Task 1: In the forum thread, which guitar does the first poster own that was a nightmare to replace the electronics in?

I'm excited about these iron label 8s. I've always kind of wanted an 8 string, but wanted a 27" with a string through body, no trem or locking system and something cheaper.

As much as I really want the S, I'm fearful that the route on the body cavity is like the other S series which means all the electronics are tight fitting. I own an S7320 and it was a nightmare to replace the electronics and manage to fit a 9V in there for actives. Being an active guy, I think I'm better off with the RG8 iron label. I'm also curious how the balance is, since the S bodies tend to be lighter than the RG. I'm afraid of the beefier neck causing neck dive.


----------



## K3V1N SHR3DZ (Jan 4, 2013)

3 things have made me smile:
1. RG2228MWH
2. RG2727FZ (which hopefully will make it to the USA) 
3. Tosin sig 

I am seriously underwhelmed by everything else I've seen so far.


----------



## leonardo7 (Jan 4, 2013)

Iron label? So is this the non premium treatment Indonesian made line? I get it! By having a new line of guitars that are less quality than the Premium line, it only makes the premium line look more high quality and justifies or gives an excuse for a premium price increase. 

How could they push the premium line as medium high end if its their low end line? This is has to be exactly why they created this Iron Label line. Typical Ibanez marketing strategy.


----------



## HeHasTheJazzHands (Jan 4, 2013)

AxeHappy said:


> What the fuck is a nitro wizard neck and why does the RG but not the S come with one?



Wonder if it's a thinner Wizard neck... if so, holy shit.


----------



## GXPO (Jan 4, 2013)

leonardo7 said:


> Iron label? So is this the non premium treatment Indonesian made line? I get it! By having a new line of guitars that are less quality than the Premium line, it only makes the premium line look more high quality and justifies or gives an excuse for a premium price increase.
> 
> How could they push the premium line as medium high end if its their low end line? This is has to be exactly why they created this Iron Label line. Typical Ibanez marketing strategy.


 
Maybe... Or maybe they are just trying to label their lines by price point in a similar fashion to Schecter and LTD. Ibanez are giving us so much that we've wanted for so long and are being met with nothing but cynicism...


----------



## HeHasTheJazzHands (Jan 4, 2013)

GXPO said:


> Ibanez are giving us so much that we've wanted for so long and are being met with nothing but cynicism...



As I said, people will always complain. You can never please hardcore Ibanez fans.


----------



## imprinted (Jan 4, 2013)

Saber8?! Nom nom nom!


----------



## HOKENSTYFE (Jan 4, 2013)

8-string S-model guitars. Tosins' signature. What's the chance of a S Prestige 8-string H-S-H? And would they commission new stock DiMarzio or.... Make an 8-string trem(Edge III-T) ?


----------



## simonXsludge (Jan 4, 2013)

leonardo7 said:


> Iron label? So is this the non premium treatment Indonesian made line? I get it! By having a new line of guitars that are less quality than the Premium line, it only makes the premium line look more high quality and justifies or gives an excuse for a premium price increase.

Lines of data:
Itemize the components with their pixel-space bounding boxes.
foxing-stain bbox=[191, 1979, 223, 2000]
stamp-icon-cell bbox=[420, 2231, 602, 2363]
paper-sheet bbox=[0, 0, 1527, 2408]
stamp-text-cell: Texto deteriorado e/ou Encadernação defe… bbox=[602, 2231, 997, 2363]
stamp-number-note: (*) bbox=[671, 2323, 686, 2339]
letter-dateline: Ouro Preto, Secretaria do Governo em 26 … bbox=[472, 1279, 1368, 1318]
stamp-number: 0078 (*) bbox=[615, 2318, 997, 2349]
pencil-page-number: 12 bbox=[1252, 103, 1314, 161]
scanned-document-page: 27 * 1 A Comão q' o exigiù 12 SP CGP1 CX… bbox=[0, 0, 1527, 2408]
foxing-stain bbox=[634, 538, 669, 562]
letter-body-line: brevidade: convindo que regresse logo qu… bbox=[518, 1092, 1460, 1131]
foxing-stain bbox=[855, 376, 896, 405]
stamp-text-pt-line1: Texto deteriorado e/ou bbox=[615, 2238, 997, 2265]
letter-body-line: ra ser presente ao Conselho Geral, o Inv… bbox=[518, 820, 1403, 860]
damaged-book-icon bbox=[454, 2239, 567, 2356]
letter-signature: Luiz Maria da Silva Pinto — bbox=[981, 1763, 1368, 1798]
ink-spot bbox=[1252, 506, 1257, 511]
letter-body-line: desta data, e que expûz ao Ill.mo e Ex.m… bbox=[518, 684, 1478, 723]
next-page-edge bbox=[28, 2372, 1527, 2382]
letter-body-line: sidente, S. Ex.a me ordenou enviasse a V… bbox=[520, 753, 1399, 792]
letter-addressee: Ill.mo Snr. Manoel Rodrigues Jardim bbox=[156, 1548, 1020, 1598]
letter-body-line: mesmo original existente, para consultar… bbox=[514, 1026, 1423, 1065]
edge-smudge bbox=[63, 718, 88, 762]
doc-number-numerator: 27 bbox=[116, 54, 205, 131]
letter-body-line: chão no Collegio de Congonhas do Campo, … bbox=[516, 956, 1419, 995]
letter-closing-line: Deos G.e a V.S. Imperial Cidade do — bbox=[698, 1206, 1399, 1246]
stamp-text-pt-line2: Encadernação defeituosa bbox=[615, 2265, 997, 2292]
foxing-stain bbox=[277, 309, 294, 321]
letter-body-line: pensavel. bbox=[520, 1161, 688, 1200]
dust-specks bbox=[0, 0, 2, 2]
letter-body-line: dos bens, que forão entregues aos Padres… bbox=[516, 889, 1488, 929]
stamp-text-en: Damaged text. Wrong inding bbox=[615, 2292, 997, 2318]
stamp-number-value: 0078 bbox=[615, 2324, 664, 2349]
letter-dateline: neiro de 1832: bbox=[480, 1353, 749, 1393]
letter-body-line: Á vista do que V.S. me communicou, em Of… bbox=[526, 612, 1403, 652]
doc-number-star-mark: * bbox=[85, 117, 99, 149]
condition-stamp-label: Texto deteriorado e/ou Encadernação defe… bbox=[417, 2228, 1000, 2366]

Task 2: Output everything in the rows from the very first line down to the line containing "stamp-number: 0078 (*)", with both of those lines included.

Exercise response 1: An S7320.

Exercise response 2:
Itemize the components with their pixel-space bounding boxes.
foxing-stain bbox=[191, 1979, 223, 2000]
stamp-icon-cell bbox=[420, 2231, 602, 2363]
paper-sheet bbox=[0, 0, 1527, 2408]
stamp-text-cell: Texto deteriorado e/ou Encadernação defe… bbox=[602, 2231, 997, 2363]
stamp-number-note: (*) bbox=[671, 2323, 686, 2339]
letter-dateline: Ouro Preto, Secretaria do Governo em 26 … bbox=[472, 1279, 1368, 1318]
stamp-number: 0078 (*) bbox=[615, 2318, 997, 2349]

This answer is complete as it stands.